EXTRACTED TEXT:
------------------------

U.S. Strikes Target Taliban Home Base

KABUL, Afghanistan -- Striking the Taliban on home ground, U.S. warplanes pounded the area around the southern Afghan city of Kandahar Tuesday night for the second time in 12 hours. The remote northwestern city of Herat was also hard hit.

The raids ushered in a third straight night of air strikes by a U.S.-led coalition seeking to punish Afghanistan's rulers for sheltering Osama bin Laden, believed to have masterminded the devastating attacks four weeks ago on the World Trade Center and the Pentagon.

Raids the previous night in the capital, Kabul, killed four civilians working for a UN-affiliated mine-clearing agency -- the first confirmed civilian deaths of the air campaign.

In Washington, U.S. Defense Secretary Donald Rumsfeld said that the first two days of air strikes were so successful that U.S. and British warplanes can fly at all hours with minimal concern about air defense threats. "We believe we now are able to carry out operations more or less around the clock," Rumsfeld said.

The latest salvos blasted the outskirts of Herat, near the Iranian border. The airport was hit following unsuccessful cruise missile strikes in the area Monday night, Afghan officials said, speaking on condition of anonymity.

In Kabul, Taliban gunners opened up Tuesday night with heavy burst of anti-aircraft fire and the roar of jets could be heard overhead. However, there was no immediate indication of any bombing.

Taliban radio has been off the air since strikes the previous night wrecked transmission facilities, and the power has been cut every evening as strikes begin.

"Once again the dark storm is about to begin for us," said vegetable vendor Jamal Uddin, shutting down his shop as the lights went out Tuesday night. "We just sit in the dark, watching the sky, waiting to die."

Before the night's sorties began, the ruling Taliban said bin Laden was alive and well and still in the country. The Taliban also touted the fact that its supreme leader, Mullah Mohammed Omar, had so far escaped too, despite his home being repeatedly targeted.

------------------------

DATA SUPPLIED:
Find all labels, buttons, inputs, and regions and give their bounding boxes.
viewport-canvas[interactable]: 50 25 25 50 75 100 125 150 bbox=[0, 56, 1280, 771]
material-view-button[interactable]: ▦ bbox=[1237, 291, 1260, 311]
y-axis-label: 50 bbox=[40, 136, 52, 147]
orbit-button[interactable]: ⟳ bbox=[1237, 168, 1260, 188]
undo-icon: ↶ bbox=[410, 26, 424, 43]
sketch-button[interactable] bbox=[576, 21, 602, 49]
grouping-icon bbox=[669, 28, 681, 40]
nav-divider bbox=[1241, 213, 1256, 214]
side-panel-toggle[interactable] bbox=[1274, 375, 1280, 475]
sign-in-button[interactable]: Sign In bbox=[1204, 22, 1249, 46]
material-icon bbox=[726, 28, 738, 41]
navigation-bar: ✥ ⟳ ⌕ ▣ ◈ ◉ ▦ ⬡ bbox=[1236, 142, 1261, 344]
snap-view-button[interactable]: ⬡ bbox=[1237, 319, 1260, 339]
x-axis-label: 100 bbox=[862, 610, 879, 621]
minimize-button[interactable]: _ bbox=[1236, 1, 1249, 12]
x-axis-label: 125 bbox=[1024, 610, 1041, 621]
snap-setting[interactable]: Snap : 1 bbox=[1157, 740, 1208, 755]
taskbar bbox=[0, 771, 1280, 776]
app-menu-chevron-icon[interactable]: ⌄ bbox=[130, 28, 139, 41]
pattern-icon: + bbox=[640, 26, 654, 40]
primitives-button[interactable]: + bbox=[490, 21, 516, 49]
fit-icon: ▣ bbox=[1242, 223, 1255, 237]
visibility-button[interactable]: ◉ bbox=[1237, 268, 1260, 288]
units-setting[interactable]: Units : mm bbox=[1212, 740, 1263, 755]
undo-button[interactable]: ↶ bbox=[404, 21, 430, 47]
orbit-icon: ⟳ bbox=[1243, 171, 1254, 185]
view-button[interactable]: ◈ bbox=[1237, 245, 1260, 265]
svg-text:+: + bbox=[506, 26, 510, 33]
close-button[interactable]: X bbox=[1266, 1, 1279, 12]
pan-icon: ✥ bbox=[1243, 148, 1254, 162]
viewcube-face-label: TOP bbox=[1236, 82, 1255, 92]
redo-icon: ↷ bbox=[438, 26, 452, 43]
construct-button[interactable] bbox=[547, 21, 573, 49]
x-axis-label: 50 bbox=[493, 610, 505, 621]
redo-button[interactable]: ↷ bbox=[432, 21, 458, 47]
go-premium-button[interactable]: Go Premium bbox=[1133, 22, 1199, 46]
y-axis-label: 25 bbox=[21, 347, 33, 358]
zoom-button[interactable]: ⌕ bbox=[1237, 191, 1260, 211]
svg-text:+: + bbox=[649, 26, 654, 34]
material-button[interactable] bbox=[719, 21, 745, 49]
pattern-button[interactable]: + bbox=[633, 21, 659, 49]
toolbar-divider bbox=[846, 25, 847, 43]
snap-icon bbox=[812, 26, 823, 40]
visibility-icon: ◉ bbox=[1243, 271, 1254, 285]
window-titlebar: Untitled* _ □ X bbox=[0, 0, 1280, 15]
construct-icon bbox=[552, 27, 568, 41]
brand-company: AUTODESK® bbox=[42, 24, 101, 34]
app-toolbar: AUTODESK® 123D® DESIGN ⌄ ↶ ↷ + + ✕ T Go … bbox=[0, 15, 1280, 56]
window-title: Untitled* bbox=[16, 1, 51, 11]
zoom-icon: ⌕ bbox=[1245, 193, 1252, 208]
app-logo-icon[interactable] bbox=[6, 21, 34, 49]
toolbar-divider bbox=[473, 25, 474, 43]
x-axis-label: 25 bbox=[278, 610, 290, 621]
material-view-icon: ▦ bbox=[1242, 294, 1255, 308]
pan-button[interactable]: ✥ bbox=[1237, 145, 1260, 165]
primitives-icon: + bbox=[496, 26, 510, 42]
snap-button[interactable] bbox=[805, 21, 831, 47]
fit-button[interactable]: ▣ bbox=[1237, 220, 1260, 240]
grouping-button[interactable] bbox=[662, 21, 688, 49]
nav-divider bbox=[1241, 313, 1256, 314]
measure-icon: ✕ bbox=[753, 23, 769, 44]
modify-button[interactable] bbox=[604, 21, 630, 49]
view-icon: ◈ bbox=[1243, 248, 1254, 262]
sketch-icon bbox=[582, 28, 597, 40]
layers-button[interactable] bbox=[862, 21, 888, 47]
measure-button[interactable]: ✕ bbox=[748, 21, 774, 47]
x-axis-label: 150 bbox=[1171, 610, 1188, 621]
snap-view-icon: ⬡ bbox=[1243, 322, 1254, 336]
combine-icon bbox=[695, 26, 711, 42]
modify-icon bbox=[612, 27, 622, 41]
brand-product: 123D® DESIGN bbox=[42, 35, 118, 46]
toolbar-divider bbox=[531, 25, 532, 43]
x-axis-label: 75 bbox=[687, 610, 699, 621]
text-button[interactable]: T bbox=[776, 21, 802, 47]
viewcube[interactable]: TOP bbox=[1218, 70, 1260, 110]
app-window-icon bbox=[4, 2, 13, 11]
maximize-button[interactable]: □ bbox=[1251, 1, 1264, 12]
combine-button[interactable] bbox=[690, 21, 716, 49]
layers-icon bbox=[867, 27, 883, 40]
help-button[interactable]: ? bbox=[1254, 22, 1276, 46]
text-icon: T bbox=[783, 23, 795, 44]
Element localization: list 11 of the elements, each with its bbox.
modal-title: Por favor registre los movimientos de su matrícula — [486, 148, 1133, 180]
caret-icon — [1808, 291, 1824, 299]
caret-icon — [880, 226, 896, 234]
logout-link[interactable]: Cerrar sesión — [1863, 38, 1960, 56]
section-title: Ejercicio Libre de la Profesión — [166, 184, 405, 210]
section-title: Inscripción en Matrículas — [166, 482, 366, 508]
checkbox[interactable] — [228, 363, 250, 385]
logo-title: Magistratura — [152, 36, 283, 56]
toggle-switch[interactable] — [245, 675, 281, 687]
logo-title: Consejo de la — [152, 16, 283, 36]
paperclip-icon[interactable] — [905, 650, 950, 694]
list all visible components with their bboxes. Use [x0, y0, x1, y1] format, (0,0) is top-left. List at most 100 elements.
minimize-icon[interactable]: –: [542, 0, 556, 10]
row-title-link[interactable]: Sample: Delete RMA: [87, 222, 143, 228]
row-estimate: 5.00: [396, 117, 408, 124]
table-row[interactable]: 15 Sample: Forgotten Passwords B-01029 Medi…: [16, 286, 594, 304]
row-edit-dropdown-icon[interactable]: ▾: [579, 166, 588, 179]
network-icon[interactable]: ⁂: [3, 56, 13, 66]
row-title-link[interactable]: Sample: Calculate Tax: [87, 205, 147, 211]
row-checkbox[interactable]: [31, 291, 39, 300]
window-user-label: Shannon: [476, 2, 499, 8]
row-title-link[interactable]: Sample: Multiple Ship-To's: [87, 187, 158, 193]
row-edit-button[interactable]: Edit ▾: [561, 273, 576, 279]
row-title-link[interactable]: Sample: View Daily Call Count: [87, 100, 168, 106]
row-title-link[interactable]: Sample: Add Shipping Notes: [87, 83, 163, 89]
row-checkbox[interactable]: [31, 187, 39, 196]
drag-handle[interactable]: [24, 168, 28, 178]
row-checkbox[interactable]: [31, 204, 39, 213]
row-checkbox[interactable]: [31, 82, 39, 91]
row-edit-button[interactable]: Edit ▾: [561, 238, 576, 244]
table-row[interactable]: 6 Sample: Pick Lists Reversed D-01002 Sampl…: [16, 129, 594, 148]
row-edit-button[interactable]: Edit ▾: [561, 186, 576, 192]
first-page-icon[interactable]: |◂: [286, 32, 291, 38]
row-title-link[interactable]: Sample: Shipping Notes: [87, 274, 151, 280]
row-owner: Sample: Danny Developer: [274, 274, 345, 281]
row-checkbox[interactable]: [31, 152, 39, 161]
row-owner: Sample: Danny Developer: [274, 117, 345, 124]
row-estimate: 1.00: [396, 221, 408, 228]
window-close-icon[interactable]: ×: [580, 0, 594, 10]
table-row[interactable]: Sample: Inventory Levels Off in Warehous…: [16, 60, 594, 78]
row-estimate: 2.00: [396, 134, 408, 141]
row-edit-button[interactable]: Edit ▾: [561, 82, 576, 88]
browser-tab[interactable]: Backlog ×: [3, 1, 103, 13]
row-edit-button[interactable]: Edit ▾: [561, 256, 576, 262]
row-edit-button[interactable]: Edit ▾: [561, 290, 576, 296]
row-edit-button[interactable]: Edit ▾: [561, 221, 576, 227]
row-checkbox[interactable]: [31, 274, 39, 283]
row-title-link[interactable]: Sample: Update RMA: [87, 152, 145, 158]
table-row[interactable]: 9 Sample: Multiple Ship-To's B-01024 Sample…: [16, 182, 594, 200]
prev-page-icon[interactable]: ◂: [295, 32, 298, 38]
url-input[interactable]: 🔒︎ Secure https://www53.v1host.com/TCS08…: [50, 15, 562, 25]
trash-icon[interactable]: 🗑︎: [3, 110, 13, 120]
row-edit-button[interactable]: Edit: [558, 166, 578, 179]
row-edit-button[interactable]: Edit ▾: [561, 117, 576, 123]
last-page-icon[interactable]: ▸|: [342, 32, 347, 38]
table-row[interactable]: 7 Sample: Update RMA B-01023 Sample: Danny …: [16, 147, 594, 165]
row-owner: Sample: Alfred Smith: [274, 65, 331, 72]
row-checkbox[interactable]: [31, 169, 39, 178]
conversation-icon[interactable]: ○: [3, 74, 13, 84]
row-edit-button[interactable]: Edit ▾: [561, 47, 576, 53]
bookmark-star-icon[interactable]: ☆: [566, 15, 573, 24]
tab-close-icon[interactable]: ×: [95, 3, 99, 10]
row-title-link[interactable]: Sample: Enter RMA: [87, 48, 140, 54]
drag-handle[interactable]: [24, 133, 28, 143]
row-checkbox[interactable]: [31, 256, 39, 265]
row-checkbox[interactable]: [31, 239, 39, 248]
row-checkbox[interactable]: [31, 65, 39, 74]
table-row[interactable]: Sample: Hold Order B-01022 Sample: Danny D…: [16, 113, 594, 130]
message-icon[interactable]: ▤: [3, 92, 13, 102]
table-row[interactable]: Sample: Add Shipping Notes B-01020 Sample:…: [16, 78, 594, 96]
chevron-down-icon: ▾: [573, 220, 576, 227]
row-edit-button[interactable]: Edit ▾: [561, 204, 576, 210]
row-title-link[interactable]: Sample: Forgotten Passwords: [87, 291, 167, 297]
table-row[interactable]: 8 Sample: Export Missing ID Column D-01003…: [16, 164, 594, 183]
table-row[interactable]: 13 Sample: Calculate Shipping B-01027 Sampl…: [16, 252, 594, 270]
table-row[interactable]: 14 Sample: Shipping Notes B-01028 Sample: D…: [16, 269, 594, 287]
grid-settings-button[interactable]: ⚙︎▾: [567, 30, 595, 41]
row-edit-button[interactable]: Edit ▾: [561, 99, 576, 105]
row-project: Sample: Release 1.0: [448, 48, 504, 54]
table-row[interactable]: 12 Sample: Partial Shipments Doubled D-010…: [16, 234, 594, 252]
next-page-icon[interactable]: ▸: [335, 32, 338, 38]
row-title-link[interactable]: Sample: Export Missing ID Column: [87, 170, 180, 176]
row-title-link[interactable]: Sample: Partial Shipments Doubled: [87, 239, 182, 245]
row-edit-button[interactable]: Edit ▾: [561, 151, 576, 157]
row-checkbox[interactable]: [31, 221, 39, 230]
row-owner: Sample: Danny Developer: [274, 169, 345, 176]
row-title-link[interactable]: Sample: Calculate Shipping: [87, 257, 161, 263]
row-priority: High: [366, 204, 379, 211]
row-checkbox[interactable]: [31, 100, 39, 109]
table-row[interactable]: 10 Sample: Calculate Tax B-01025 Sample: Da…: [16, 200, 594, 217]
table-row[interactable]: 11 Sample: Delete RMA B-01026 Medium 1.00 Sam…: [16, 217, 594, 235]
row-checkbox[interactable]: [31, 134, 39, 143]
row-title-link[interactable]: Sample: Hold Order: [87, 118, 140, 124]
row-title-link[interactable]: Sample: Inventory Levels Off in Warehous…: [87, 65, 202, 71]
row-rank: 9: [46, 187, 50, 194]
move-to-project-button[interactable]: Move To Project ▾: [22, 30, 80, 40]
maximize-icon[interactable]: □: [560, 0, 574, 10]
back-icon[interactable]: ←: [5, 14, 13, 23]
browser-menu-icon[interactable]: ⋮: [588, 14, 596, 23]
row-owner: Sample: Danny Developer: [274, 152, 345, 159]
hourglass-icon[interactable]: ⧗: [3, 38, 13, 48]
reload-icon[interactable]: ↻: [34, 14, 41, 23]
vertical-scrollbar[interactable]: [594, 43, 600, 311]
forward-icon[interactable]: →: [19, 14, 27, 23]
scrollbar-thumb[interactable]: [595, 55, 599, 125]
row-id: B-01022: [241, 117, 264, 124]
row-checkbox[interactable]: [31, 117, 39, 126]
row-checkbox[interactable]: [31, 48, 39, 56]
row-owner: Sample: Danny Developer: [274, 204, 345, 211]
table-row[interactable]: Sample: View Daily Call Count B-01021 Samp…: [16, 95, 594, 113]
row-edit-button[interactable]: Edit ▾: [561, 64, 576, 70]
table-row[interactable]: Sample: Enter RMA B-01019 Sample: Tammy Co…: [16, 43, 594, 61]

------------------------

EXERCISES:
a: In the article about the U.S. strikes on the Taliban, how many civilians did the previous night's raids on Kabul kill, and whom did they work for?
b: Translate this sentence from the article about the U.S. strikes on the Taliban into Spanish: "Taliban radio has been off the air since strikes the previous night wrecked transmission facilities, and the power has been cut every evening as strikes begin."
The material is separate from the news article about the U.S. strikes on the Taliban.

OUTPUTS FOR THE TASKS:
a: Four civilians who worked for a UN-affiliated mine-clearing agency.

b: La radio talibán ha estado fuera del aire desde que los ataques de la noche anterior destruyeron las instalaciones de transmisión, y la electricidad se ha cortado cada noche cuando comienzan los ataques.